_Work to be completed_
Repeat every line of the data exactly, but not the pictures.

(Records about charts and figures)
* begin *
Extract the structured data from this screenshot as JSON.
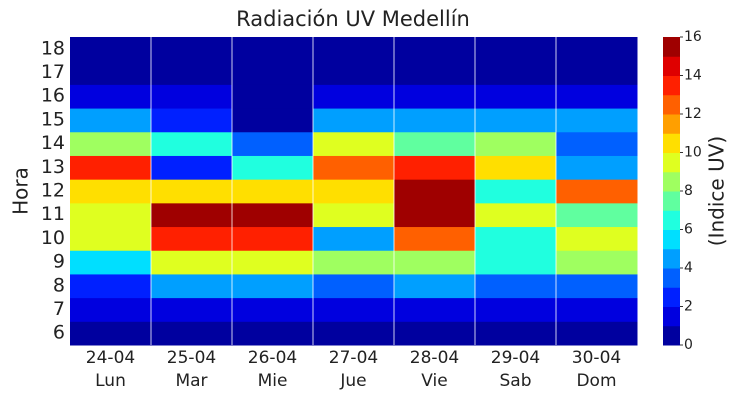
{
  "chart_data": {
    "type": "heatmap",
    "title": "Radiación UV Medellín",
    "x_categories": [
      "24-04",
      "25-04",
      "26-04",
      "27-04",
      "28-04",
      "29-04",
      "30-04"
    ],
    "x_sublabels": [
      "Lun",
      "Mar",
      "Mie",
      "Jue",
      "Vie",
      "Sab",
      "Dom"
    ],
    "y_categories": [
      "6",
      "7",
      "8",
      "9",
      "10",
      "11",
      "12",
      "13",
      "14",
      "15",
      "16",
      "17",
      "18"
    ],
    "y_label": "Hora",
    "colorbar_label": "(Indice UV)",
    "colormap": "jet",
    "zlim": [
      0,
      16
    ],
    "zticks": [
      0,
      2,
      4,
      6,
      8,
      10,
      12,
      14,
      16
    ],
    "values": [
      [
        0,
        0,
        0,
        0,
        0,
        0,
        0
      ],
      [
        1,
        1,
        1,
        1,
        1,
        1,
        1
      ],
      [
        2,
        4,
        4,
        3,
        4,
        3,
        3
      ],
      [
        5,
        9,
        9,
        8,
        8,
        6,
        8
      ],
      [
        9,
        13,
        13,
        4,
        12,
        6,
        9
      ],
      [
        9,
        15,
        15,
        9,
        15,
        9,
        7
      ],
      [
        10,
        10,
        10,
        10,
        15,
        6,
        12
      ],
      [
        13,
        2,
        6,
        12,
        13,
        10,
        4
      ],
      [
        8,
        6,
        3,
        9,
        7,
        8,
        3
      ],
      [
        4,
        2,
        0,
        4,
        4,
        4,
        4
      ],
      [
        1,
        1,
        0,
        1,
        1,
        1,
        1
      ],
      [
        0,
        0,
        0,
        0,
        0,
        0,
        0
      ],
      [
        0,
        0,
        0,
        0,
        0,
        0,
        0
      ]
    ]
  }
}
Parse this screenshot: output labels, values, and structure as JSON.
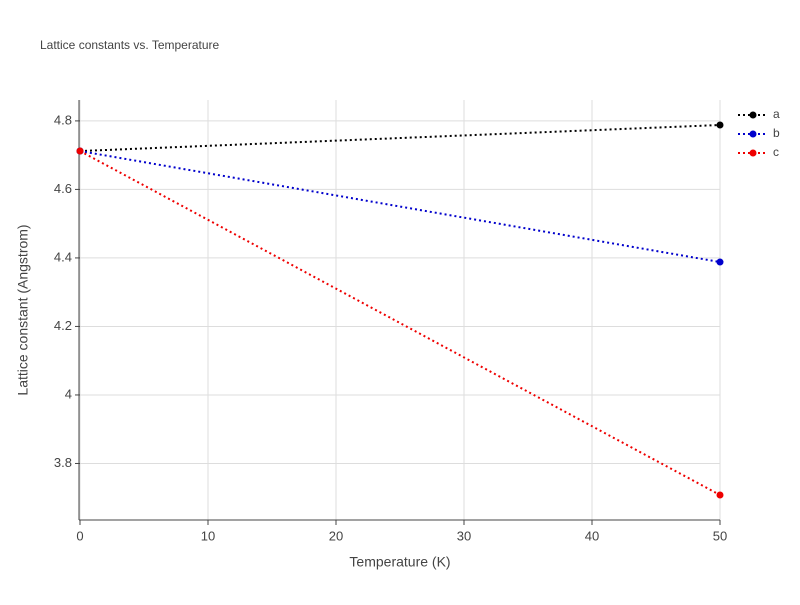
{
  "chart_data": {
    "type": "line",
    "title": "Lattice constants vs. Temperature",
    "x_label": "Temperature (K)",
    "y_label": "Lattice constant (Angstrom)",
    "x": [
      0,
      50
    ],
    "series": [
      {
        "name": "a",
        "color": "#000000",
        "values": [
          4.712,
          4.788
        ]
      },
      {
        "name": "b",
        "color": "#0000cc",
        "values": [
          4.712,
          4.388
        ]
      },
      {
        "name": "c",
        "color": "#ee0000",
        "values": [
          4.712,
          3.708
        ]
      }
    ],
    "xlim": [
      0,
      50
    ],
    "xticks": [
      0,
      10,
      20,
      30,
      40,
      50
    ],
    "ylim": [
      3.635,
      4.861
    ],
    "yticks": [
      3.8,
      4,
      4.2,
      4.4,
      4.6,
      4.8
    ],
    "grid": true,
    "legend": "top-right"
  }
}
* end *
_Reply_
Extract the structured data from this screenshot as JSON.
{
  "chart_data": {
    "type": "heatmap",
    "title": "Radiación UV Medellín",
    "x_categories": [
      "24-04",
      "25-04",
      "26-04",
      "27-04",
      "28-04",
      "29-04",
      "30-04"
    ],
    "x_sublabels": [
      "Lun",
      "Mar",
      "Mie",
      "Jue",
      "Vie",
      "Sab",
      "Dom"
    ],
    "y_categories": [
      "6",
      "7",
      "8",
      "9",
      "10",
      "11",
      "12",
      "13",
      "14",
      "15",
      "16",
      "17",
      "18"
    ],
    "y_label": "Hora",
    "colorbar_label": "(Indice UV)",
    "colormap": "jet",
    "zlim": [
      0,
      16
    ],
    "zticks": [
      0,
      2,
      4,
      6,
      8,
      10,
      12,
      14,
      16
    ],
    "values": [
      [
        0,
        0,
        0,
        0,
        0,
        0,
        0
      ],
      [
        1,
        1,
        1,
        1,
        1,
        1,
        1
      ],
      [
        2,
        4,
        4,
        3,
        4,
        3,
        3
      ],
      [
        5,
        9,
        9,
        8,
        8,
        6,
        8
      ],
      [
        9,
        13,
        13,
        4,
        12,
        6,
        9
      ],
      [
        9,
        15,
        15,
        9,
        15,
        9,
        7
      ],
      [
        10,
        10,
        10,
        10,
        15,
        6,
        12
      ],
      [
        13,
        2,
        6,
        12,
        13,
        10,
        4
      ],
      [
        8,
        6,
        3,
        9,
        7,
        8,
        3
      ],
      [
        4,
        2,
        0,
        4,
        4,
        4,
        4
      ],
      [
        1,
        1,
        0,
        1,
        1,
        1,
        1
      ],
      [
        0,
        0,
        0,
        0,
        0,
        0,
        0
      ],
      [
        0,
        0,
        0,
        0,
        0,
        0,
        0
      ]
    ]
  }
}
Parse this screenshot: output labels, values, and structure as JSON.
{
  "chart_data": {
    "type": "line",
    "title": "Lattice constants vs. Temperature",
    "x_label": "Temperature (K)",
    "y_label": "Lattice constant (Angstrom)",
    "x": [
      0,
      50
    ],
    "series": [
      {
        "name": "a",
        "color": "#000000",
        "values": [
          4.712,
          4.788
        ]
      },
      {
        "name": "b",
        "color": "#0000cc",
        "values": [
          4.712,
          4.388
        ]
      },
      {
        "name": "c",
        "color": "#ee0000",
        "values": [
          4.712,
          3.708
        ]
      }
    ],
    "xlim": [
      0,
      50
    ],
    "xticks": [
      0,
      10,
      20,
      30,
      40,
      50
    ],
    "ylim": [
      3.635,
      4.861
    ],
    "yticks": [
      3.8,
      4,
      4.2,
      4.4,
      4.6,
      4.8
    ],
    "grid": true,
    "legend": "top-right"
  }
}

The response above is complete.